> **WHAT IS NEEDED**
Omit all pictures. Copy exactly the lines from the line containing "What text is on this page?" to the end of the listing, with both ends included.

> **GIVEN RECORDS**
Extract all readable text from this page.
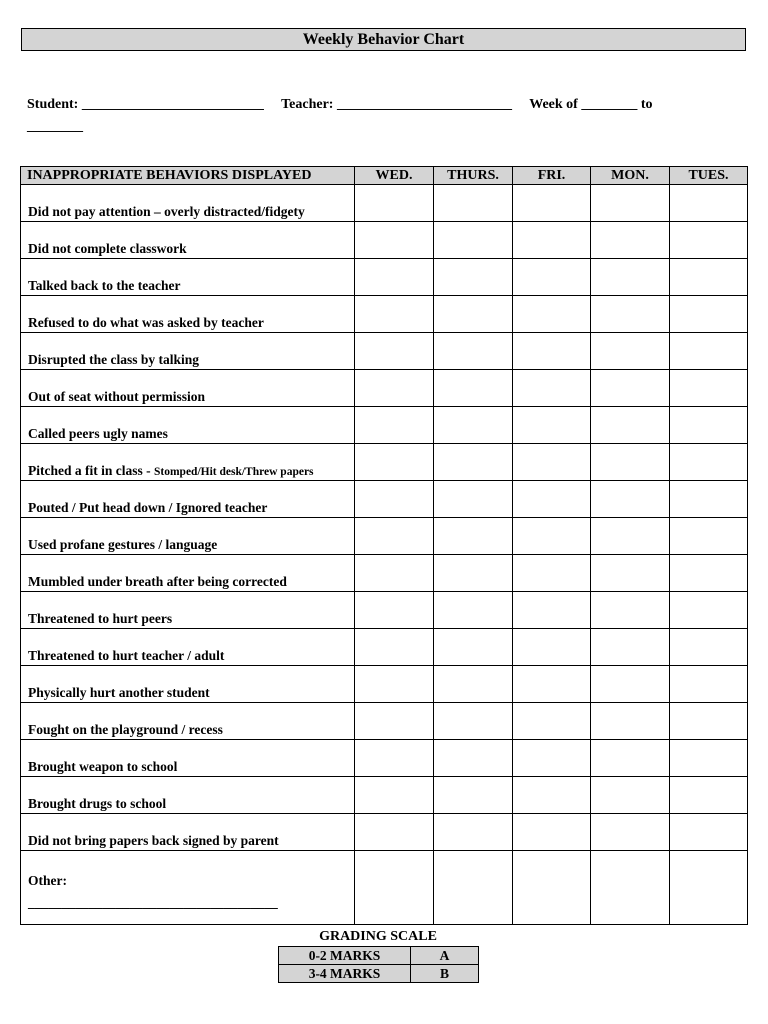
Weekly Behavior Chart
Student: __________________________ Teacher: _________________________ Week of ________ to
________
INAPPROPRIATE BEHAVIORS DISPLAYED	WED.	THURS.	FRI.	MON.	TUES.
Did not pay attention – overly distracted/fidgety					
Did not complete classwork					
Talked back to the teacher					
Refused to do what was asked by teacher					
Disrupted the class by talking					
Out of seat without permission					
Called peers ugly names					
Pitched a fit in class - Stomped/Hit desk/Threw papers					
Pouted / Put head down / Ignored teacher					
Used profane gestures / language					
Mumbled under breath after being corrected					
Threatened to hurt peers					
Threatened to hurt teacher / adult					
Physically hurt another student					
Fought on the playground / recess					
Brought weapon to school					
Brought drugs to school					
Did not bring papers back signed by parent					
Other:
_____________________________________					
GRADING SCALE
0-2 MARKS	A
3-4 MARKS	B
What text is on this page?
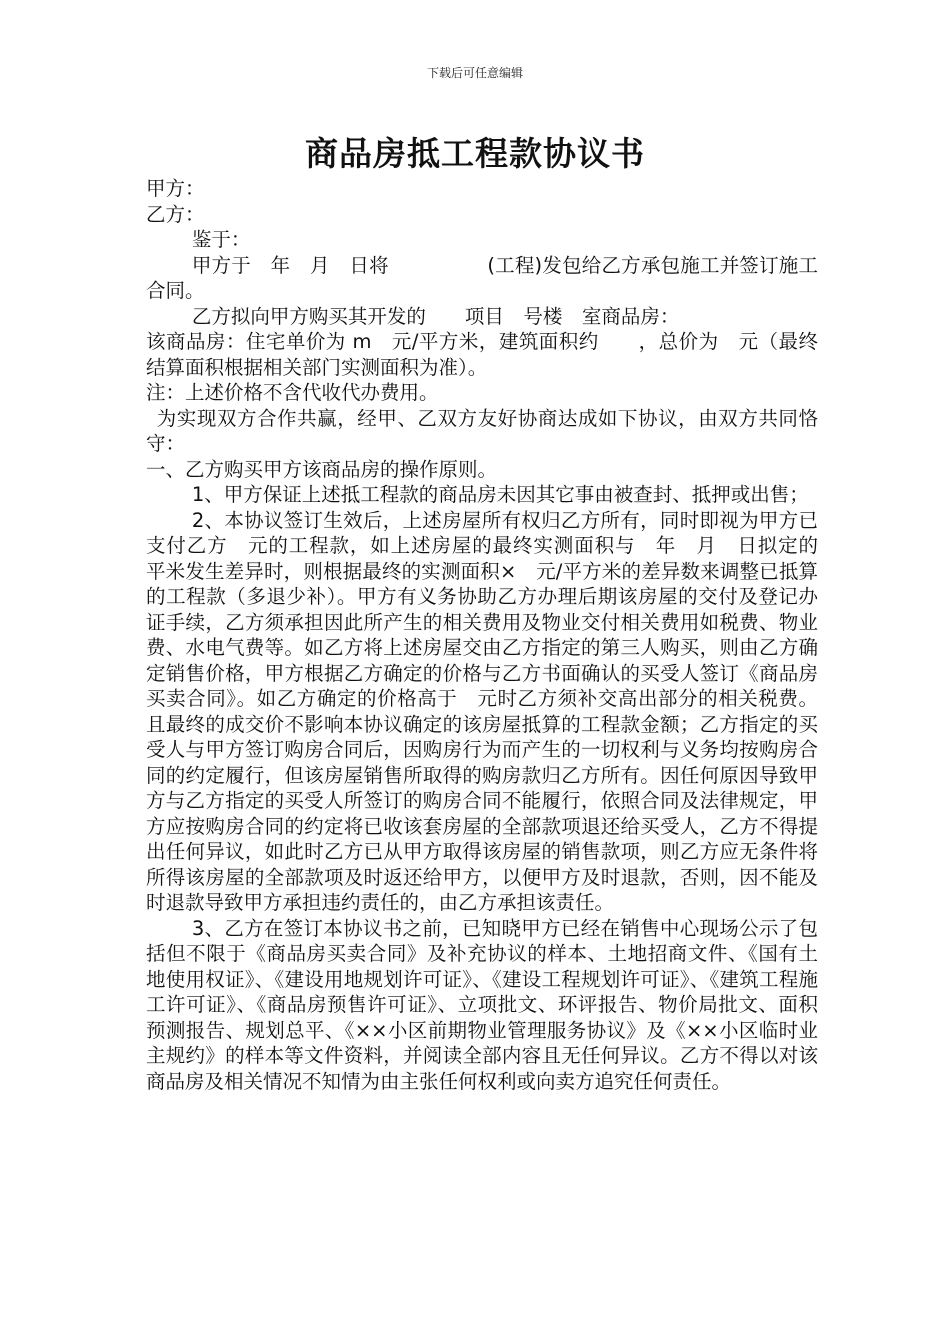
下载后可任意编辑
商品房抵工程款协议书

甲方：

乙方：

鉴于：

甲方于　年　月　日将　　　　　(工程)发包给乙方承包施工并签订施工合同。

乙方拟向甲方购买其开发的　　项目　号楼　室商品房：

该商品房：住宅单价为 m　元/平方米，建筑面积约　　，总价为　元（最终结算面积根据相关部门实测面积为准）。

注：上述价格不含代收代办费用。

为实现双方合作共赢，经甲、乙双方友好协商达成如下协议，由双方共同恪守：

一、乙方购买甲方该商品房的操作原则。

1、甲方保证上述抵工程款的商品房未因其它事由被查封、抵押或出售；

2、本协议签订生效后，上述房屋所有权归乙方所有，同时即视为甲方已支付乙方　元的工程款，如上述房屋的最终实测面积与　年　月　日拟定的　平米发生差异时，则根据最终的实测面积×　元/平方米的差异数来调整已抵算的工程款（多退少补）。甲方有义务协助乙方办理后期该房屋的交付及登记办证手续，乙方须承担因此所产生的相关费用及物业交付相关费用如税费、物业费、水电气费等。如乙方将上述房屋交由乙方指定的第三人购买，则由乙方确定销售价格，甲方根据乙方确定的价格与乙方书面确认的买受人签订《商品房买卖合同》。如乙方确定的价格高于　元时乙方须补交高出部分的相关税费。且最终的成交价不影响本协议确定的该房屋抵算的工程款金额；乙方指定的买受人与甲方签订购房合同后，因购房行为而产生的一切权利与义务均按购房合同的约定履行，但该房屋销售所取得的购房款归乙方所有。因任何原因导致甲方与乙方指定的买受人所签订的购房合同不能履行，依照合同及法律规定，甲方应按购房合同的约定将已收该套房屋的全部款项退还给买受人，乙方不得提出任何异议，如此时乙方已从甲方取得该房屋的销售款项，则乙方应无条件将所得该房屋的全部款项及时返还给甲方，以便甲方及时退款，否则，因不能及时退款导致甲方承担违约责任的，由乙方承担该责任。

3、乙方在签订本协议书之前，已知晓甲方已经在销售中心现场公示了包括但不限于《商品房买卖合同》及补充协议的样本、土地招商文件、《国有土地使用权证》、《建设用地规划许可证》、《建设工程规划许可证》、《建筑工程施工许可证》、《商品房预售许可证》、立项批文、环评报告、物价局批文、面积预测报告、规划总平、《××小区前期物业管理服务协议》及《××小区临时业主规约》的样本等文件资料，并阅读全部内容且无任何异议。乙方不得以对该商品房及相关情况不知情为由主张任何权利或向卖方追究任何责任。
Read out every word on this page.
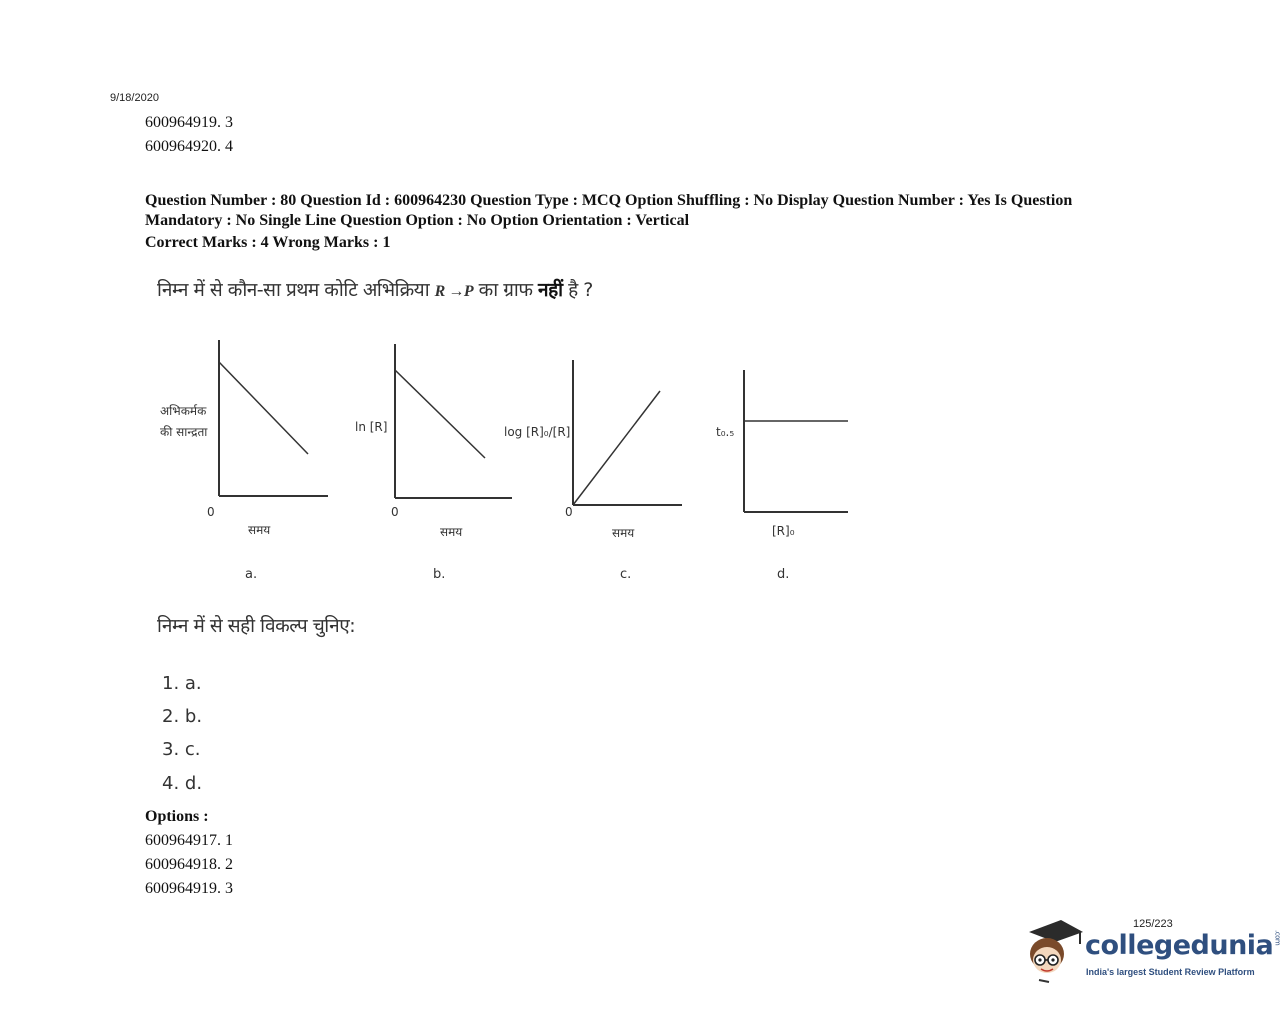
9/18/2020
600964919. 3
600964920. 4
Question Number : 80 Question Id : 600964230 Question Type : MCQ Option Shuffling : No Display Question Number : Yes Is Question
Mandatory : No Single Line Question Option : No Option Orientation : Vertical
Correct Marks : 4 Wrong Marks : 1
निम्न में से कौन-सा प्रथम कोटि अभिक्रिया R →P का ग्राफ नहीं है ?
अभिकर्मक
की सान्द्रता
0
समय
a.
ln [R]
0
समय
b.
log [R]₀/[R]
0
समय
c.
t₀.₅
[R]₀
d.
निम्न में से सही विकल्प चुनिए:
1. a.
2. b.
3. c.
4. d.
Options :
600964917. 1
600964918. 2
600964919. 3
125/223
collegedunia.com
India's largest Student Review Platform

> **COMPLETE OUTPUT**
What text is on this page?
下载后可任意编辑
商品房抵工程款协议书

甲方：

乙方：

鉴于：

甲方于　年　月　日将　　　　　(工程)发包给乙方承包施工并签订施工合同。

乙方拟向甲方购买其开发的　　项目　号楼　室商品房：

该商品房：住宅单价为 m　元/平方米，建筑面积约　　，总价为　元（最终结算面积根据相关部门实测面积为准）。

注：上述价格不含代收代办费用。

为实现双方合作共赢，经甲、乙双方友好协商达成如下协议，由双方共同恪守：

一、乙方购买甲方该商品房的操作原则。

1、甲方保证上述抵工程款的商品房未因其它事由被查封、抵押或出售；

2、本协议签订生效后，上述房屋所有权归乙方所有，同时即视为甲方已支付乙方　元的工程款，如上述房屋的最终实测面积与　年　月　日拟定的　平米发生差异时，则根据最终的实测面积×　元/平方米的差异数来调整已抵算的工程款（多退少补）。甲方有义务协助乙方办理后期该房屋的交付及登记办证手续，乙方须承担因此所产生的相关费用及物业交付相关费用如税费、物业费、水电气费等。如乙方将上述房屋交由乙方指定的第三人购买，则由乙方确定销售价格，甲方根据乙方确定的价格与乙方书面确认的买受人签订《商品房买卖合同》。如乙方确定的价格高于　元时乙方须补交高出部分的相关税费。且最终的成交价不影响本协议确定的该房屋抵算的工程款金额；乙方指定的买受人与甲方签订购房合同后，因购房行为而产生的一切权利与义务均按购房合同的约定履行，但该房屋销售所取得的购房款归乙方所有。因任何原因导致甲方与乙方指定的买受人所签订的购房合同不能履行，依照合同及法律规定，甲方应按购房合同的约定将已收该套房屋的全部款项退还给买受人，乙方不得提出任何异议，如此时乙方已从甲方取得该房屋的销售款项，则乙方应无条件将所得该房屋的全部款项及时返还给甲方，以便甲方及时退款，否则，因不能及时退款导致甲方承担违约责任的，由乙方承担该责任。

3、乙方在签订本协议书之前，已知晓甲方已经在销售中心现场公示了包括但不限于《商品房买卖合同》及补充协议的样本、土地招商文件、《国有土地使用权证》、《建设用地规划许可证》、《建设工程规划许可证》、《建筑工程施工许可证》、《商品房预售许可证》、立项批文、环评报告、物价局批文、面积预测报告、规划总平、《××小区前期物业管理服务协议》及《××小区临时业主规约》的样本等文件资料，并阅读全部内容且无任何异议。乙方不得以对该商品房及相关情况不知情为由主张任何权利或向卖方追究任何责任。
Read out every word on this page.
9/18/2020
600964919. 3
600964920. 4
Question Number : 80 Question Id : 600964230 Question Type : MCQ Option Shuffling : No Display Question Number : Yes Is Question
Mandatory : No Single Line Question Option : No Option Orientation : Vertical
Correct Marks : 4 Wrong Marks : 1
निम्न में से कौन-सा प्रथम कोटि अभिक्रिया R →P का ग्राफ नहीं है ?
अभिकर्मक
की सान्द्रता
0
समय
a.
ln [R]
0
समय
b.
log [R]₀/[R]
0
समय
c.
t₀.₅
[R]₀
d.
निम्न में से सही विकल्प चुनिए:
1. a.
2. b.
3. c.
4. d.
Options :
600964917. 1
600964918. 2
600964919. 3
125/223
collegedunia.com
India's largest Student Review Platform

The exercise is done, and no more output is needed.